[Opening Dataset extract section]

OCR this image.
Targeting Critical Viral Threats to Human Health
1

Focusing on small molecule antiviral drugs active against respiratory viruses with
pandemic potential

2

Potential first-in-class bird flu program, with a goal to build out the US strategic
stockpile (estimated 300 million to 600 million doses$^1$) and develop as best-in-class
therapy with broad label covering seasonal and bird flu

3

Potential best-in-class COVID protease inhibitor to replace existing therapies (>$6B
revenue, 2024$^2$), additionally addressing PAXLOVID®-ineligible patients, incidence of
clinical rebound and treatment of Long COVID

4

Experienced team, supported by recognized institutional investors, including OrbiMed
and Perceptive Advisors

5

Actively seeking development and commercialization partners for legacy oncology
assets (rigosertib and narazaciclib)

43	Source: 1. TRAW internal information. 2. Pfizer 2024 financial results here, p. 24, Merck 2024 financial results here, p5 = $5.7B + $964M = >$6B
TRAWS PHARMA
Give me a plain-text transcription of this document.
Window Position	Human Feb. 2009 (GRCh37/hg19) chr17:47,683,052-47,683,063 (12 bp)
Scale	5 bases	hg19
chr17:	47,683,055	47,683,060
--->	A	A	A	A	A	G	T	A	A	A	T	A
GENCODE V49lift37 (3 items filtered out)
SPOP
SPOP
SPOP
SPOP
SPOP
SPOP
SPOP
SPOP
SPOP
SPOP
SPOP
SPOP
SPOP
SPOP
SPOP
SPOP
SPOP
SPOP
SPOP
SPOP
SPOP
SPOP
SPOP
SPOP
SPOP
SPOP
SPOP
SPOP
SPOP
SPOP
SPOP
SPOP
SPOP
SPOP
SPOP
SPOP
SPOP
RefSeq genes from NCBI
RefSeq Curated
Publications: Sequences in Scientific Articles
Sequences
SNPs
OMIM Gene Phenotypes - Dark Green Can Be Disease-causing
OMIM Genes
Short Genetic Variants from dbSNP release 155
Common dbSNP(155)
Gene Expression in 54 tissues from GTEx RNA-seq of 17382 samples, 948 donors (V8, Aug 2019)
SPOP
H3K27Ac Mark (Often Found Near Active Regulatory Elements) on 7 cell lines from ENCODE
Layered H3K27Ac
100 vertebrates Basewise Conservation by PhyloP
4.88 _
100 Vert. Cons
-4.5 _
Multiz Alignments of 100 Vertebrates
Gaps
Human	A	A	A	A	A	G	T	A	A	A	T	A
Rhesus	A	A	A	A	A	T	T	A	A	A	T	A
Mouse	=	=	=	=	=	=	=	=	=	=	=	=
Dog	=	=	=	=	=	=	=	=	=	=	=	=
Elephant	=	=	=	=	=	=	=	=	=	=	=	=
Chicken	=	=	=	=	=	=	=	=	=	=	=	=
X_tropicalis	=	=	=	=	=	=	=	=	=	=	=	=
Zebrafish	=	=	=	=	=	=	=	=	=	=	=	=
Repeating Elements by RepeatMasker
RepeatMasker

[Closing Dataset extract section]

Activity: Look through the entries for lines containing the word "bird" and return each one.

The answer:
Potential first-in-class bird flu program, with a goal to build out the US strategic
therapy with broad label covering seasonal and bird flu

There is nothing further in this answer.